Задания:
[a] Как, согласно тексту о панграфизме Эйзенштейна, линия прочерчивается в мизансцене?
[b] Продолжите, пожалуйста, текст о панграфизме Эйзенштейна после его последнего предложения.

Фрагмент текста:
● ● ● ●
Эйзенштейн приходит к своего рода панграфизму, обнаруживая во всем многообразии мира за видимой поверхностью вещей смыслонесущую линию. Линия прочерчивается в музыке как мелодия, в мизансцене — как движение актеров, в сюжете — как фабула, в ритме — как инвариантная схема и т. д. «Линия — движение <...>. Мелодия как линия, аккорд как объемы звука, нанизанные и пронизанные. Интрига и сюжет здесь же как контур и взаиморасположение» (Эйзенштейн, ф. 1923, оп. 2, ед. хр. 239). В ином месте: «...нужно уметь ухватить движение данного куска музыки и нужно взять след этого движения, то есть линию или форму его, за основу той пластической композиции, которая должна соответствовать данной музыке» (Эйзенштейн, 1964—1971, т. 2:241). Линию, схему он называет «обобщающим осмыслителем» (Эйзенштейн, 1964—1971, т. 2:351), они представляют «отношения в наиболее обобщенном виде. Оставаясь в таком виде, обобщение настолько велико, что становится уже тем, что мы обозначаем абстракцией» (Эйзенштейн, 1964—1976, т. 2:342), — отмечает он. Даже смысл таких отвлеченных вещей, как числовые представления древних китайцев, можно постичь, если «сдвинуть» их «в область геометрических очерта-
379
ний», «представить их себе графически» (Эйзенштейн, 1988б:235).
● ● ● ●
Исходные данные:
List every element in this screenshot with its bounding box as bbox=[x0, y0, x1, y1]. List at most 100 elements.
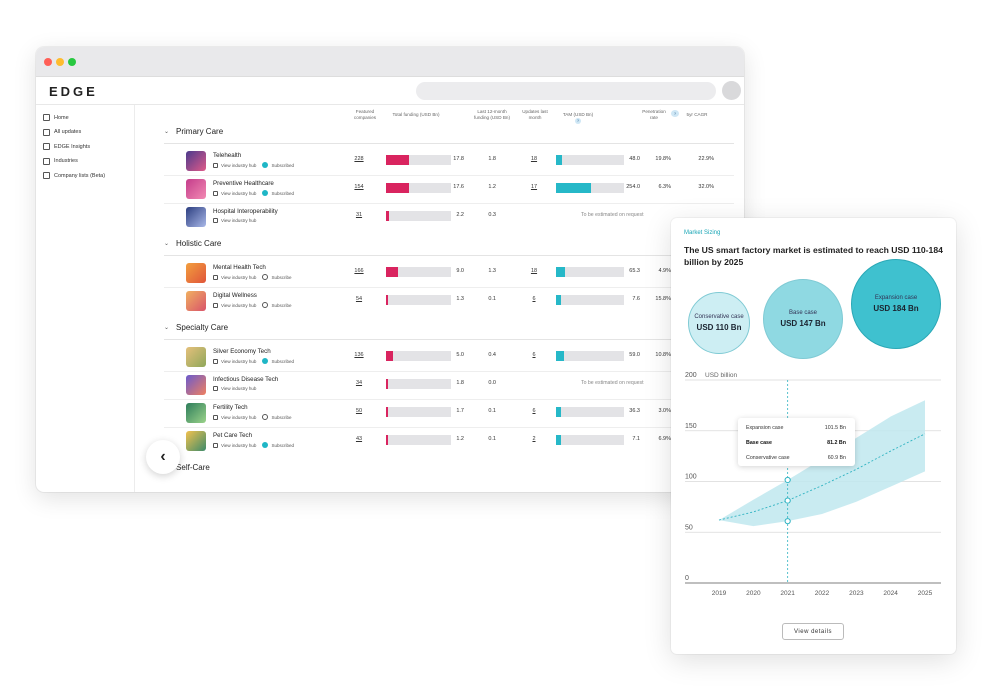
● ● ● ●
Ответы к заданиям:
[a] Как движение актеров.

[b]
Между тем Эйзенштейну нет никакой необходимости для обоснования своего панграфизма погружаться в первобытные культуры. В действительности источник его рассуждений находится гораздо ближе, а именно — в европейской эстетике Нового времени, в той ее части, что восходит к Платону и помещает красоту в область идей. История эта подробно изучена и проанализирована Э. Панофским, которому мы и будем следовать. Панофский обнаруживает примерно однотипную концепцию рисунка и линии у многих художников и теоретиков Ренессанса: Вазари, Боргини, Бальдинуччи, Арменини, Цуккари, Бизаньо (Панофский, 1989:233). Мы приведем, однако, цитату из Вазари, которая хорошо суммирует концепцию рисунка у некоторых художников Возрождения: «Рисунок, являющийся отцом трех наших искусств, исходя из множественности вещей, производит всеобщее суждение, сравнимое с формой или идеей, охватывающими все природные вещи, как и природа в своих пропорциях, подчиненные правилам. Отсюда следует, что рисунок во всем, касающемся тел людей и животных, а также растений и зданий, живописи и скульптуры, знает пропорции, существующие между целым и его частями. Это же знание является источником определенного суждения, которое в сфере духа дает форму данной вещи, и чьи контуры позже нарисует рука, и которое называется «рисунком»; из этого можно сделать вывод, что рисунок есть не что иное, как создание интуитивно ясной формы, соответствующей понятию, вынашиваемому духом и им представляемому, так что идея является в каком-то смысле его продуктом» (Панофский, 1989:80). Для Вазари «Идея», поясняет Панофский, «производимая художником в сфере духа и проявляемая в рисунке, не принадлежит мастеру, но заимствуется из природы посредством «всеоб-
380
щего суждения». Отсюда с очевидностью следует, что она потенциально предсуществует в предметах, хотя и познается, и осуществляется в деятельности субъекта» (Панофский, 1989:82). В эпоху маньеризма, однако, рисунок-идея все более отторгается от природы, в которой он, казалось бы, заключен, и все более активно переносится в сознание творца. Панофский показывает, что для маньеристов рисунок — это уже «животворящий свет», «внутренний взгляд духа» (Панофский, 1989:103). Постепенно идея вообще начинает пониматься как «внутренний рисунок» (Панофский, 1989:107—108).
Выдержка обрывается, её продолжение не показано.